Stored items from a collection:
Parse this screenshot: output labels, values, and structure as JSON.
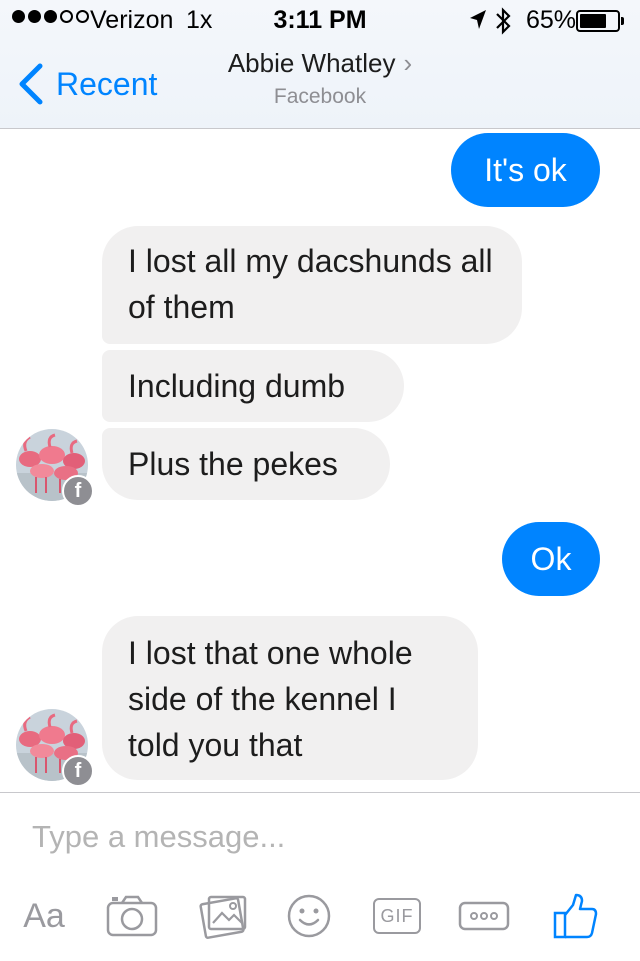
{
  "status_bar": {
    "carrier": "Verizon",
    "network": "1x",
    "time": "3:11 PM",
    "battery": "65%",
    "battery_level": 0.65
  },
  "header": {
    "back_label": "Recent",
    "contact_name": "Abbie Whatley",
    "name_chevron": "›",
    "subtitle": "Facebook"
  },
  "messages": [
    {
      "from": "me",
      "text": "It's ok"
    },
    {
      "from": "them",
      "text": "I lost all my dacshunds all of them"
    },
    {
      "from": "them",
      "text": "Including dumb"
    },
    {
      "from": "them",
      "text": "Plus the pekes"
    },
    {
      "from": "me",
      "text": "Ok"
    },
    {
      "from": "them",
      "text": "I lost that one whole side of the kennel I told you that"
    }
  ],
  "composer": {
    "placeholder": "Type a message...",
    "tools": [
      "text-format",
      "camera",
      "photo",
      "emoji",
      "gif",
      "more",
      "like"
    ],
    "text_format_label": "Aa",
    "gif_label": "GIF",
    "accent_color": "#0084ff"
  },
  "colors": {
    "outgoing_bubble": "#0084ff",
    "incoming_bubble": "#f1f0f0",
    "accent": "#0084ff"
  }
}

--

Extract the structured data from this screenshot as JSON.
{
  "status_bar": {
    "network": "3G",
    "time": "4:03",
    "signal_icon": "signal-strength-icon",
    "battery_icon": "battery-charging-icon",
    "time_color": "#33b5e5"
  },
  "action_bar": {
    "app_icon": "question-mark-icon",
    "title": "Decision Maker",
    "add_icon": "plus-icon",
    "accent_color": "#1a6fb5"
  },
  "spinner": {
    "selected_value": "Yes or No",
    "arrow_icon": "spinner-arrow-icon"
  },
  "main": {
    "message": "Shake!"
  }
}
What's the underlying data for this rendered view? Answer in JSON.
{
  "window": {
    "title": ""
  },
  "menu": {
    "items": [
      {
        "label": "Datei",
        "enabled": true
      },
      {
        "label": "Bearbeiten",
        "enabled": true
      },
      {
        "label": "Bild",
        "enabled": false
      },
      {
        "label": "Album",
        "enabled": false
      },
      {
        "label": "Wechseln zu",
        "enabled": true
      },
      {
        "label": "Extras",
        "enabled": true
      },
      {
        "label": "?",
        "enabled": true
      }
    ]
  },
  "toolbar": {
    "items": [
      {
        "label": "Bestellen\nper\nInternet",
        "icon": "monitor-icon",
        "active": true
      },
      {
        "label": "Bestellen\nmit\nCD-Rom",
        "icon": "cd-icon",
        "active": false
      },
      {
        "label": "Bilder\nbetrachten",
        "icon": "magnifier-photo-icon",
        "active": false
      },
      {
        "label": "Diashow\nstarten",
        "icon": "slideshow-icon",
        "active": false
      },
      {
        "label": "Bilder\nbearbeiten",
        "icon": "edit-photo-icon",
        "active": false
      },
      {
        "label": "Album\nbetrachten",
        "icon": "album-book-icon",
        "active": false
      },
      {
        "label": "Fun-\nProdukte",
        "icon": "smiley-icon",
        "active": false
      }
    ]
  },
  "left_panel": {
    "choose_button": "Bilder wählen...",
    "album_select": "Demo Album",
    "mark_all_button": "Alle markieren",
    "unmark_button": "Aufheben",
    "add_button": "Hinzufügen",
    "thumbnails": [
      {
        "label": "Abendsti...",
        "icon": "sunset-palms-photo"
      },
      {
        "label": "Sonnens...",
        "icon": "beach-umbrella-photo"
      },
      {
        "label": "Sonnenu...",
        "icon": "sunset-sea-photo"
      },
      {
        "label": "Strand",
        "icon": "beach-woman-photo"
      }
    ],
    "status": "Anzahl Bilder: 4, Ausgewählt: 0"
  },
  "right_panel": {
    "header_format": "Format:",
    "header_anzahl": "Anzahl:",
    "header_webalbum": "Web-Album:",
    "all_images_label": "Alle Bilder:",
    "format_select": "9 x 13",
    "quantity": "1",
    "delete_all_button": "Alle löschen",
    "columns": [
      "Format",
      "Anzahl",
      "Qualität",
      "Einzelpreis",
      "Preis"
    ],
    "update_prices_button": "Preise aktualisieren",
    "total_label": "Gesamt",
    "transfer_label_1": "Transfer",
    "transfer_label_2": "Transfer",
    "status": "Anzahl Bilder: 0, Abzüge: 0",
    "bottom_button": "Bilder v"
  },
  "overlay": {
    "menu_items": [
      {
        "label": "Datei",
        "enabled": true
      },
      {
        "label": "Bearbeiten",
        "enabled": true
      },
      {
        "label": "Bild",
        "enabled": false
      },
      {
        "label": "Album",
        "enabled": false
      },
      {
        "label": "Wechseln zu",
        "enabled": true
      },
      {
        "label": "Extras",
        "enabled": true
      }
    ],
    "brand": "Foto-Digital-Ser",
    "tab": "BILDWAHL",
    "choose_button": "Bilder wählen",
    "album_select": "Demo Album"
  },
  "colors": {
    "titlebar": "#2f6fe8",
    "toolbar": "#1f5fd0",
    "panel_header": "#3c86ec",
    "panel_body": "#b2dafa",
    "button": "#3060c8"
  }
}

...

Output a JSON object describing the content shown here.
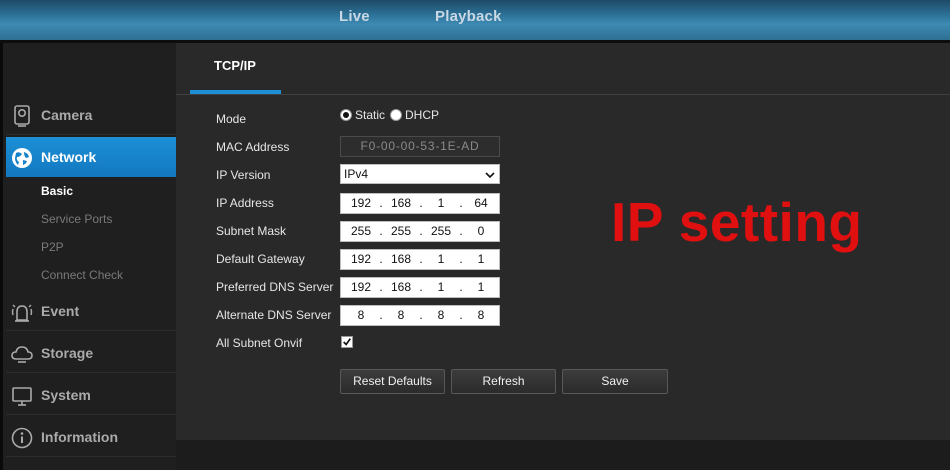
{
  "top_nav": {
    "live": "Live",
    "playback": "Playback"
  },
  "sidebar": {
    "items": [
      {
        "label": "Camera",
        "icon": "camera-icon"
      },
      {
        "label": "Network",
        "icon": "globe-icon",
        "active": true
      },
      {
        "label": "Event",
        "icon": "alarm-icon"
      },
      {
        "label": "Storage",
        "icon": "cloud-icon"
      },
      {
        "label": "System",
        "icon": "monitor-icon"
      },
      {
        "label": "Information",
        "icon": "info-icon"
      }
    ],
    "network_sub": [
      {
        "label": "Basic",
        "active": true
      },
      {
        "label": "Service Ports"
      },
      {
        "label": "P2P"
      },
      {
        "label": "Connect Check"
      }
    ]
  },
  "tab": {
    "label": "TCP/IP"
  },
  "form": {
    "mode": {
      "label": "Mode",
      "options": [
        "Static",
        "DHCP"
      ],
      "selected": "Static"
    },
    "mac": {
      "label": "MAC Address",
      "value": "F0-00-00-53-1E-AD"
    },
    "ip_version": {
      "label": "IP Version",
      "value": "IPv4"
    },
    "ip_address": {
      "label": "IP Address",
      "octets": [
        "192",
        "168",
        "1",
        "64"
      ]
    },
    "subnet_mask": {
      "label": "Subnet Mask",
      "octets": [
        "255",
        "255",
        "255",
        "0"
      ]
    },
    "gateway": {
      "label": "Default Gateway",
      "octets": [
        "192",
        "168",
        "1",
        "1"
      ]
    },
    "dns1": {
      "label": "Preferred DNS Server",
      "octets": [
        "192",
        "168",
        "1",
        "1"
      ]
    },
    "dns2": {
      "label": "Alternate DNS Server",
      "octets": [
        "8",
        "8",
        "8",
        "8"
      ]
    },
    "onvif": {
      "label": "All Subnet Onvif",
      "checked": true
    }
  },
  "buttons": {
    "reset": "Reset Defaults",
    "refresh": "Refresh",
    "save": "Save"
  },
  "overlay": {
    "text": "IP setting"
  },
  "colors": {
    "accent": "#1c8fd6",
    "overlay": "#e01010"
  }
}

Directions for this task.
Only lines holding the string "lost" are wanted; gather each one from the entries above.

Result.
      "text": "I lost all my dacshunds all of them"
      "text": "I lost that one whole side of the kennel I told you that"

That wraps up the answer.